■ Do this ■
Scan the data below for the string "законами". Copy every line where it appears.

■ The input ■
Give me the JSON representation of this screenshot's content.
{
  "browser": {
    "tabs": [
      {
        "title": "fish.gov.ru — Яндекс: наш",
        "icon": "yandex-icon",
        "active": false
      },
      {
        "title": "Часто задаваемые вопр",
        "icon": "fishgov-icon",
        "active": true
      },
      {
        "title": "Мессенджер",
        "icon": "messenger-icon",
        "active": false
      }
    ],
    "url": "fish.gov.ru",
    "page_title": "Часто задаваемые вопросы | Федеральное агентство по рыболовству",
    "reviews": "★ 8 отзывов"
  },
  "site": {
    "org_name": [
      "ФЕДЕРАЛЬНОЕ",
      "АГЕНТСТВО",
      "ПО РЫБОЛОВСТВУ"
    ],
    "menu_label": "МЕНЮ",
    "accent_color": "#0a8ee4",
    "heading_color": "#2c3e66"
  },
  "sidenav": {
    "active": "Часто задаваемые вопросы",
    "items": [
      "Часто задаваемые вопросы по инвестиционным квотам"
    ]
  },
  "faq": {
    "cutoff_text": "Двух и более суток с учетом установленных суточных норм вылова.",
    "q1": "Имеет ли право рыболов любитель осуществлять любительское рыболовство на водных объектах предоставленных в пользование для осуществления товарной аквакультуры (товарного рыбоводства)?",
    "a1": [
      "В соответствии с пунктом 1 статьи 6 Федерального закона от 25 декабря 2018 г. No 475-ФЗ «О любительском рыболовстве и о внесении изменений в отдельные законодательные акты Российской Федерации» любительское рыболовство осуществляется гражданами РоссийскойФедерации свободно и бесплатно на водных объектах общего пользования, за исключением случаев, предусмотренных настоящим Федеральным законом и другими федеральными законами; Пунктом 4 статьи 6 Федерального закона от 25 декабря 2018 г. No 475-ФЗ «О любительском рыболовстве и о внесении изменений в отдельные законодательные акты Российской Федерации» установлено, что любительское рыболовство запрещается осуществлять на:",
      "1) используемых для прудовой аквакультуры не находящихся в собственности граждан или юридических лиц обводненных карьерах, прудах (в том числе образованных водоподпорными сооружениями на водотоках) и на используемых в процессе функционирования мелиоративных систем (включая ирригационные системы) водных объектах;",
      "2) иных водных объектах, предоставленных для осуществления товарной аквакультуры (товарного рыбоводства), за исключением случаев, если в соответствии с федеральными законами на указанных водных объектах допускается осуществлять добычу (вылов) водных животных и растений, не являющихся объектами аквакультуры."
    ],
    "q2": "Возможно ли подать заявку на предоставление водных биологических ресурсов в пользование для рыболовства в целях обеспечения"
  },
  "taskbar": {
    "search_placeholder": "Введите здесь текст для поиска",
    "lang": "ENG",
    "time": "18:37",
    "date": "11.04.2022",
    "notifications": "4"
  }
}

■ Task result ■
      "В соответствии с пунктом 1 статьи 6 Федерального закона от 25 декабря 2018 г. No 475-ФЗ «О любительском рыболовстве и о внесении изменений в отдельные законодательные акты Российской Федерации» любительское рыболовство осуществляется гражданами РоссийскойФедерации свободно и бесплатно на водных объектах общего пользования, за исключением случаев, предусмотренных настоящим Федеральным законом и другими федеральными законами; Пунктом 4 статьи 6 Федерального закона от 25 декабря 2018 г. No 475-ФЗ «О любительском рыболовстве и о внесении изменений в отдельные законодательные акты Российской Федерации» установлено, что любительское рыболовство запрещается осуществлять на:",
      "2) иных водных объектах, предоставленных для осуществления товарной аквакультуры (товарного рыбоводства), за исключением случаев, если в соответствии с федеральными законами на указанных водных объектах допускается осуществлять добычу (вылов) водных животных и растений, не являющихся объектами аквакультуры."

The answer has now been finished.